## What this task involves
In the records below, find the line that contains "Transcribe the text in this document.". Retype that line and all the lines after it through the end, leaving out the pictures.

## Records shown
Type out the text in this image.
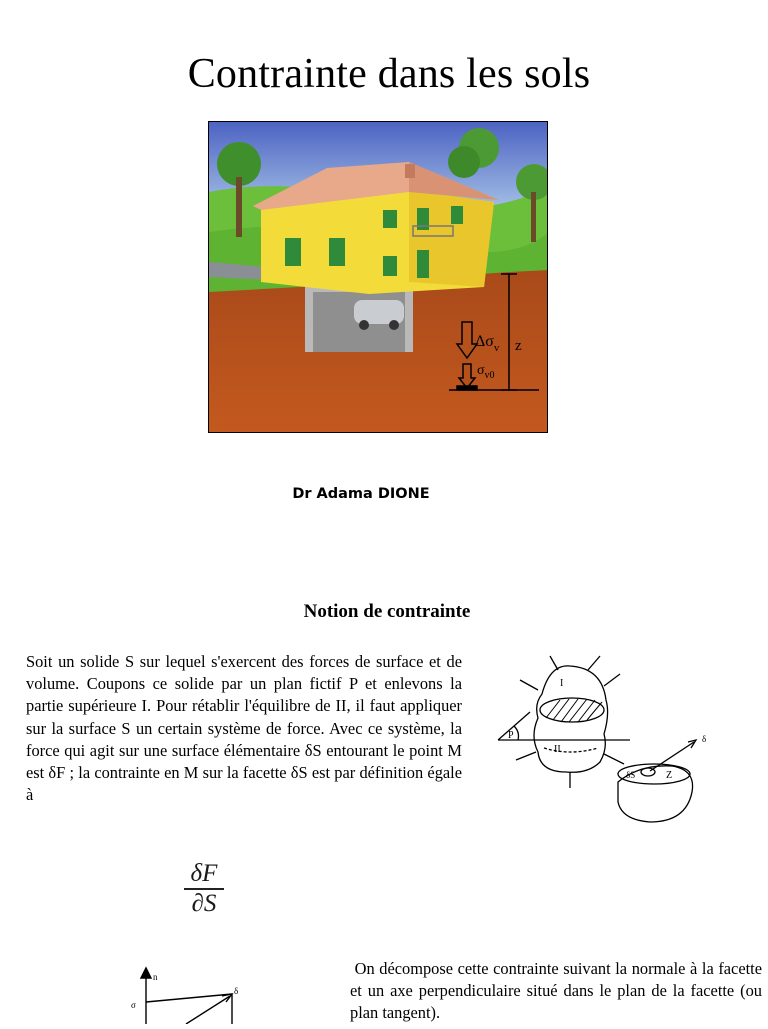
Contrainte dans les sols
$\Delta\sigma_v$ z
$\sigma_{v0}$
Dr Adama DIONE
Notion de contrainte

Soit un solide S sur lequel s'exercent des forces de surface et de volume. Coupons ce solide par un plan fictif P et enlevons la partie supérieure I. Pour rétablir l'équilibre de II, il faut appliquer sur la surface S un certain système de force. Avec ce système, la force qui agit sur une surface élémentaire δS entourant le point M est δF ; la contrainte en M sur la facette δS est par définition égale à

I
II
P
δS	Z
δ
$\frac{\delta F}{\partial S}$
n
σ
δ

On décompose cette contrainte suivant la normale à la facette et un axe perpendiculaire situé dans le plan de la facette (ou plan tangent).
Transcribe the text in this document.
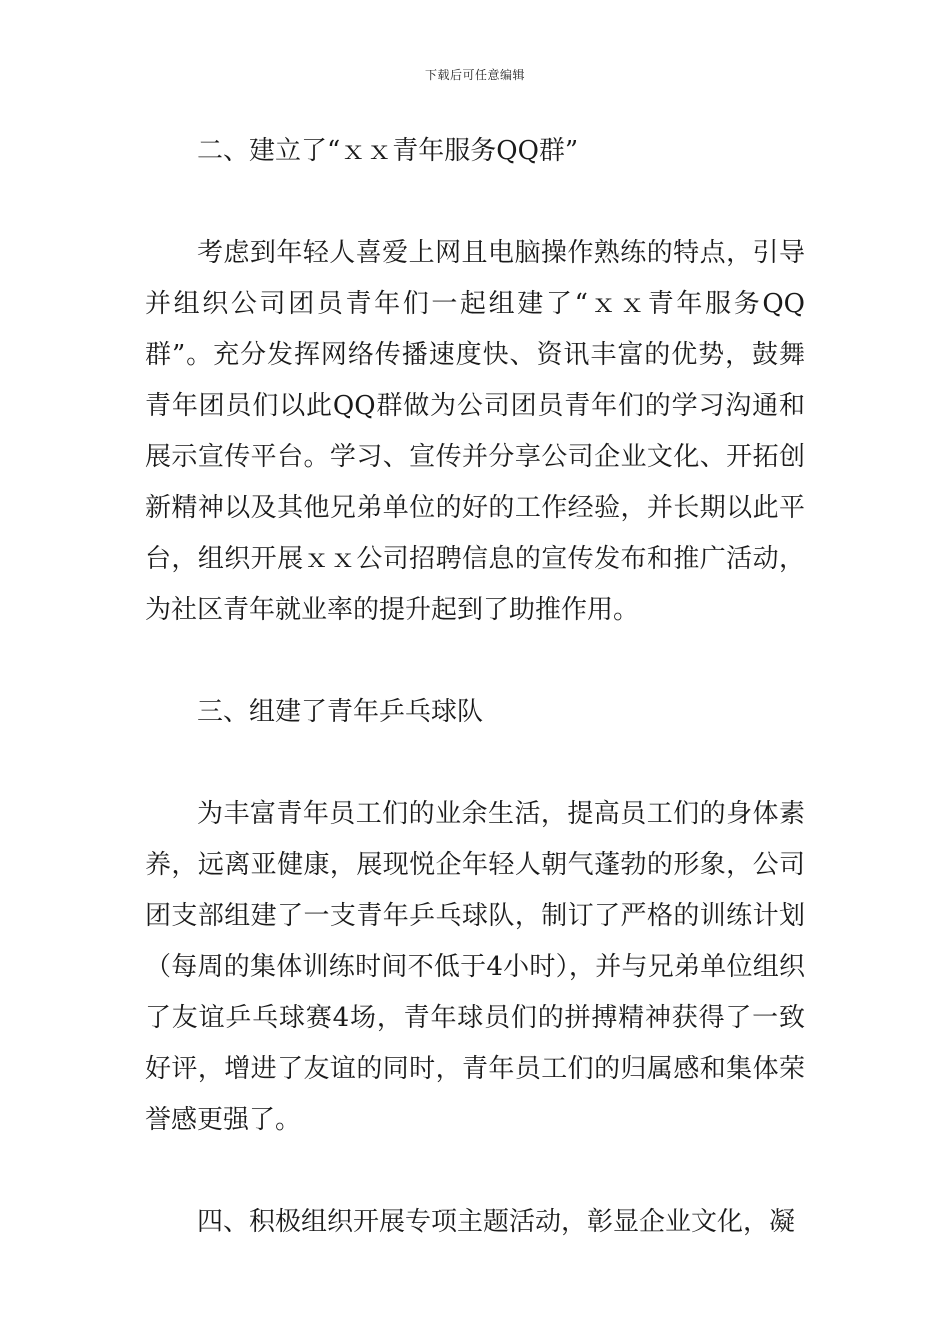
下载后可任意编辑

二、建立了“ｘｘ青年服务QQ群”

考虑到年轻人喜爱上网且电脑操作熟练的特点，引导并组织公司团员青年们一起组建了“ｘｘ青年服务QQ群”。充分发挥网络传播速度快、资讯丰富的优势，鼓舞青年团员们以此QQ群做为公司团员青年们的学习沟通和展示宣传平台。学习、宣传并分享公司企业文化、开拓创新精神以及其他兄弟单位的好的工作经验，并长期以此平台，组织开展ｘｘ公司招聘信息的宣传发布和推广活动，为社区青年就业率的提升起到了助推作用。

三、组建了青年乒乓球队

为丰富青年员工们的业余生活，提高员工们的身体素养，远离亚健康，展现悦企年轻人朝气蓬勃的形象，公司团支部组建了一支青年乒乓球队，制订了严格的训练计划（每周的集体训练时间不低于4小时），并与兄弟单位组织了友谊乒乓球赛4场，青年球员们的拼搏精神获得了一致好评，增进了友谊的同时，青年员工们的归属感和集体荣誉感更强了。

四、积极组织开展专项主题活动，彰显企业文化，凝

## Exercise solution
Transcribe the text in this document.
下载后可任意编辑

二、建立了“ｘｘ青年服务QQ群”

考虑到年轻人喜爱上网且电脑操作熟练的特点，引导并组织公司团员青年们一起组建了“ｘｘ青年服务QQ群”。充分发挥网络传播速度快、资讯丰富的优势，鼓舞青年团员们以此QQ群做为公司团员青年们的学习沟通和展示宣传平台。学习、宣传并分享公司企业文化、开拓创新精神以及其他兄弟单位的好的工作经验，并长期以此平台，组织开展ｘｘ公司招聘信息的宣传发布和推广活动，为社区青年就业率的提升起到了助推作用。

三、组建了青年乒乓球队

为丰富青年员工们的业余生活，提高员工们的身体素养，远离亚健康，展现悦企年轻人朝气蓬勃的形象，公司团支部组建了一支青年乒乓球队，制订了严格的训练计划（每周的集体训练时间不低于4小时），并与兄弟单位组织了友谊乒乓球赛4场，青年球员们的拼搏精神获得了一致好评，增进了友谊的同时，青年员工们的归属感和集体荣誉感更强了。

四、积极组织开展专项主题活动，彰显企业文化，凝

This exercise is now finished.